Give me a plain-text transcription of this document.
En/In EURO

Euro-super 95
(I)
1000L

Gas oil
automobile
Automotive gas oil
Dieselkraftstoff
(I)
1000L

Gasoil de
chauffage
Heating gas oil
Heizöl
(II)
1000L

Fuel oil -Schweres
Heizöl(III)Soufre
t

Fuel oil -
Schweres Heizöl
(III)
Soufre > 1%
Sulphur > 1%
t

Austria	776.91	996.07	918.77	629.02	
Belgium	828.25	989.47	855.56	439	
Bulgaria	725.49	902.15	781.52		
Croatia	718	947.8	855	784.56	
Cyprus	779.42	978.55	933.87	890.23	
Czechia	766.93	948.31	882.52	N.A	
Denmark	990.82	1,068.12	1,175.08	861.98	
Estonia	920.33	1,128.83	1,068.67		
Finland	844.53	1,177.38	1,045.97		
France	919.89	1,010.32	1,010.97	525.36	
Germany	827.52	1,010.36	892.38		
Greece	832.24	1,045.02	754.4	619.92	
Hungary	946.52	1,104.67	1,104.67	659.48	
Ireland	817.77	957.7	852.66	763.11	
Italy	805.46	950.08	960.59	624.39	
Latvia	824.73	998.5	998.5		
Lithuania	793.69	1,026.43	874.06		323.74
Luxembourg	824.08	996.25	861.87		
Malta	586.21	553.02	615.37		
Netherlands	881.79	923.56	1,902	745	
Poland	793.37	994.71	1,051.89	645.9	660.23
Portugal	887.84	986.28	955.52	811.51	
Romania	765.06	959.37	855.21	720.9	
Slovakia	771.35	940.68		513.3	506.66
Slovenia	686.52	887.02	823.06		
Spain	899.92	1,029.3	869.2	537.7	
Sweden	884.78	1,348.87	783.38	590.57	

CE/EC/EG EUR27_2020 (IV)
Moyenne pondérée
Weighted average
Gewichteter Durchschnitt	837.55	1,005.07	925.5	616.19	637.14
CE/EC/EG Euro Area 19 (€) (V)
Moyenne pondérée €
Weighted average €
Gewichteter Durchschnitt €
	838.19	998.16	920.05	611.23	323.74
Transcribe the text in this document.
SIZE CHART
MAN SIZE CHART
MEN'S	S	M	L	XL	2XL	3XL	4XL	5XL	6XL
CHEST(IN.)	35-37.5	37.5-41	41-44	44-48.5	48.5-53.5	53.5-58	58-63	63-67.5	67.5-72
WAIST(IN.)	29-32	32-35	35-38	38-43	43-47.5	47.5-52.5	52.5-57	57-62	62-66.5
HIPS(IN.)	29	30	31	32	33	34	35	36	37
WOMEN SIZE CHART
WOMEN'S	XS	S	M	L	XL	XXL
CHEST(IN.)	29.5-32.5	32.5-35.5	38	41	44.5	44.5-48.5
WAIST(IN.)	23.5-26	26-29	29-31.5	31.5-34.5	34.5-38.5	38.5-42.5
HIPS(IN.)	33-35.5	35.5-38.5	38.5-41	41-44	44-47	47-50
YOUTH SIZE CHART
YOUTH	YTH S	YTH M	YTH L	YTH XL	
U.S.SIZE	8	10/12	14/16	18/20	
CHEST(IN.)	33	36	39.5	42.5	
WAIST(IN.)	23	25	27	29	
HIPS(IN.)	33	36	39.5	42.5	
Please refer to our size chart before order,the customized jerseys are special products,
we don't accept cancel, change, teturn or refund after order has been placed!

-=-=-=-=-

* _Task directions_
Give the complete listing a second time, exactly as it reads.

* _Written solution_
Give me a plain-text transcription of this document.
En/In EURO

Euro-super 95
(I)
1000L

Gas oil
automobile
Automotive gas oil
Dieselkraftstoff
(I)
1000L

Gasoil de
chauffage
Heating gas oil
Heizöl
(II)
1000L

Fuel oil -Schweres
Heizöl(III)Soufre
t

Fuel oil -
Schweres Heizöl
(III)
Soufre > 1%
Sulphur > 1%
t

Austria	776.91	996.07	918.77	629.02	
Belgium	828.25	989.47	855.56	439	
Bulgaria	725.49	902.15	781.52		
Croatia	718	947.8	855	784.56	
Cyprus	779.42	978.55	933.87	890.23	
Czechia	766.93	948.31	882.52	N.A	
Denmark	990.82	1,068.12	1,175.08	861.98	
Estonia	920.33	1,128.83	1,068.67		
Finland	844.53	1,177.38	1,045.97		
France	919.89	1,010.32	1,010.97	525.36	
Germany	827.52	1,010.36	892.38		
Greece	832.24	1,045.02	754.4	619.92	
Hungary	946.52	1,104.67	1,104.67	659.48	
Ireland	817.77	957.7	852.66	763.11	
Italy	805.46	950.08	960.59	624.39	
Latvia	824.73	998.5	998.5		
Lithuania	793.69	1,026.43	874.06		323.74
Luxembourg	824.08	996.25	861.87		
Malta	586.21	553.02	615.37		
Netherlands	881.79	923.56	1,902	745	
Poland	793.37	994.71	1,051.89	645.9	660.23
Portugal	887.84	986.28	955.52	811.51	
Romania	765.06	959.37	855.21	720.9	
Slovakia	771.35	940.68		513.3	506.66
Slovenia	686.52	887.02	823.06		
Spain	899.92	1,029.3	869.2	537.7	
Sweden	884.78	1,348.87	783.38	590.57	

CE/EC/EG EUR27_2020 (IV)
Moyenne pondérée
Weighted average
Gewichteter Durchschnitt	837.55	1,005.07	925.5	616.19	637.14
CE/EC/EG Euro Area 19 (€) (V)
Moyenne pondérée €
Weighted average €
Gewichteter Durchschnitt €
	838.19	998.16	920.05	611.23	323.74
Transcribe the text in this document.
SIZE CHART
MAN SIZE CHART
MEN'S	S	M	L	XL	2XL	3XL	4XL	5XL	6XL
CHEST(IN.)	35-37.5	37.5-41	41-44	44-48.5	48.5-53.5	53.5-58	58-63	63-67.5	67.5-72
WAIST(IN.)	29-32	32-35	35-38	38-43	43-47.5	47.5-52.5	52.5-57	57-62	62-66.5
HIPS(IN.)	29	30	31	32	33	34	35	36	37
WOMEN SIZE CHART
WOMEN'S	XS	S	M	L	XL	XXL
CHEST(IN.)	29.5-32.5	32.5-35.5	38	41	44.5	44.5-48.5
WAIST(IN.)	23.5-26	26-29	29-31.5	31.5-34.5	34.5-38.5	38.5-42.5
HIPS(IN.)	33-35.5	35.5-38.5	38.5-41	41-44	44-47	47-50
YOUTH SIZE CHART
YOUTH	YTH S	YTH M	YTH L	YTH XL	
U.S.SIZE	8	10/12	14/16	18/20	
CHEST(IN.)	33	36	39.5	42.5	
WAIST(IN.)	23	25	27	29	
HIPS(IN.)	33	36	39.5	42.5	
Please refer to our size chart before order,the customized jerseys are special products,
we don't accept cancel, change, teturn or refund after order has been placed!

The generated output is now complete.